Given task: Extract the lines that carry the string "Operaciones" from the listing.

Information provided:
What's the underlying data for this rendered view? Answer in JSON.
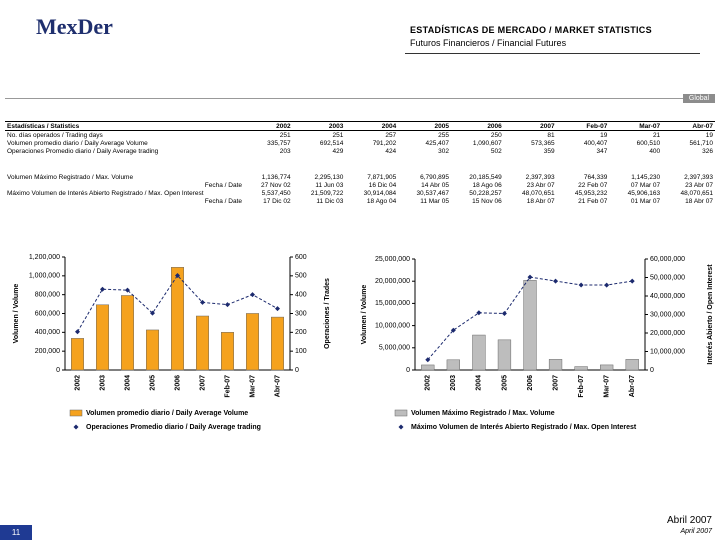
{
  "header": {
    "logo": "MexDer",
    "title": "ESTADÍSTICAS DE MERCADO / MARKET STATISTICS",
    "subtitle": "Futuros Financieros / Financial Futures"
  },
  "section": "Global",
  "table": {
    "header": [
      "Estadísticas / Statistics",
      "2002",
      "2003",
      "2004",
      "2005",
      "2006",
      "2007",
      "Feb-07",
      "Mar-07",
      "Abr-07"
    ],
    "groups": [
      [
        [
          "No. días operados / Trading days",
          "251",
          "251",
          "257",
          "255",
          "250",
          "81",
          "19",
          "21",
          "19"
        ],
        [
          "Volumen promedio diario / Daily Average Volume",
          "335,757",
          "692,514",
          "791,202",
          "425,407",
          "1,090,607",
          "573,365",
          "400,407",
          "600,510",
          "561,710"
        ],
        [
          "Operaciones Promedio diario / Daily Average trading",
          "203",
          "429",
          "424",
          "302",
          "502",
          "359",
          "347",
          "400",
          "326"
        ]
      ],
      [
        [
          "Volumen Máximo Registrado / Max. Volume",
          "1,136,774",
          "2,295,130",
          "7,871,905",
          "6,790,895",
          "20,185,549",
          "2,397,393",
          "764,339",
          "1,145,230",
          "2,397,393"
        ],
        [
          "Fecha / Date",
          "27 Nov 02",
          "11 Jun 03",
          "16 Dic 04",
          "14 Abr 05",
          "18 Ago 06",
          "23 Abr 07",
          "22 Feb 07",
          "07 Mar 07",
          "23 Abr 07"
        ],
        [
          "Máximo Volumen de Interés Abierto Registrado / Max. Open Interest",
          "5,537,450",
          "21,509,722",
          "30,914,084",
          "30,537,467",
          "50,228,257",
          "48,070,651",
          "45,953,232",
          "45,906,163",
          "48,070,651"
        ],
        [
          "Fecha / Date",
          "17 Dic 02",
          "11 Dic 03",
          "18 Ago 04",
          "11 Mar 05",
          "15 Nov 06",
          "18 Abr 07",
          "21 Feb 07",
          "01 Mar 07",
          "18 Abr 07"
        ]
      ]
    ]
  },
  "chart_data": [
    {
      "type": "bar",
      "ylabel": "Volumen / Volume",
      "y2label": "Operaciones / Trades",
      "categories": [
        "2002",
        "2003",
        "2004",
        "2005",
        "2006",
        "2007",
        "Feb-07",
        "Mar-07",
        "Abr-07"
      ],
      "series": [
        {
          "name": "Volumen promedio diario / Daily Average Volume",
          "color": "#f5a21e",
          "type": "bar",
          "values": [
            335757,
            692514,
            791202,
            425407,
            1090607,
            573365,
            400407,
            600510,
            561710
          ]
        },
        {
          "name": "Operaciones Promedio diario / Daily Average trading",
          "color": "#1c2a6e",
          "type": "line",
          "axis": "y2",
          "values": [
            203,
            429,
            424,
            302,
            502,
            359,
            347,
            400,
            326
          ]
        }
      ],
      "ylim": [
        0,
        1200000
      ],
      "yticks": [
        0,
        {
          "value": 200000,
          "label": "200,000"
        },
        {
          "value": 400000,
          "label": "400,000"
        },
        {
          "value": 600000,
          "label": "600,000"
        },
        {
          "value": 800000,
          "label": "800,000"
        },
        {
          "value": 1000000,
          "label": "1,000,000"
        },
        {
          "value": 1200000,
          "label": "1,200,000"
        }
      ],
      "y2lim": [
        0,
        600
      ],
      "y2ticks": [
        0,
        100,
        200,
        300,
        400,
        500,
        600
      ]
    },
    {
      "type": "bar",
      "ylabel": "Volumen / Volume",
      "y2label": "Interés Abierto / Open Interest",
      "categories": [
        "2002",
        "2003",
        "2004",
        "2005",
        "2006",
        "2007",
        "Feb-07",
        "Mar-07",
        "Abr-07"
      ],
      "series": [
        {
          "name": "Volumen Máximo Registrado / Max. Volume",
          "color": "#bdbdbd",
          "type": "bar",
          "values": [
            1136774,
            2295130,
            7871905,
            6790895,
            20185549,
            2397393,
            764339,
            1145230,
            2397393
          ]
        },
        {
          "name": "Máximo Volumen de Interés Abierto Registrado / Max. Open Interest",
          "color": "#1c2a6e",
          "type": "line",
          "axis": "y2",
          "values": [
            5537450,
            21509722,
            30914084,
            30537467,
            50228257,
            48070651,
            45953232,
            45906163,
            48070651
          ]
        }
      ],
      "ylim": [
        0,
        25000000
      ],
      "yticks": [
        0,
        {
          "value": 5000000,
          "label": "5,000,000"
        },
        {
          "value": 10000000,
          "label": "10,000,000"
        },
        {
          "value": 15000000,
          "label": "15,000,000"
        },
        {
          "value": 20000000,
          "label": "20,000,000"
        },
        {
          "value": 25000000,
          "label": "25,000,000"
        }
      ],
      "y2lim": [
        0,
        60000000
      ],
      "y2ticks": [
        0,
        {
          "value": 10000000,
          "label": "10,000,000"
        },
        {
          "value": 20000000,
          "label": "20,000,000"
        },
        {
          "value": 30000000,
          "label": "30,000,000"
        },
        {
          "value": 40000000,
          "label": "40,000,000"
        },
        {
          "value": 50000000,
          "label": "50,000,000"
        },
        {
          "value": 60000000,
          "label": "60,000,000"
        }
      ]
    }
  ],
  "footer": {
    "page": "11",
    "date": "Abril 2007",
    "date_en": "April 2007"
  }
}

Final result:
          "Operaciones Promedio diario / Daily Average trading",
      "y2label": "Operaciones / Trades",
          "name": "Operaciones Promedio diario / Daily Average trading",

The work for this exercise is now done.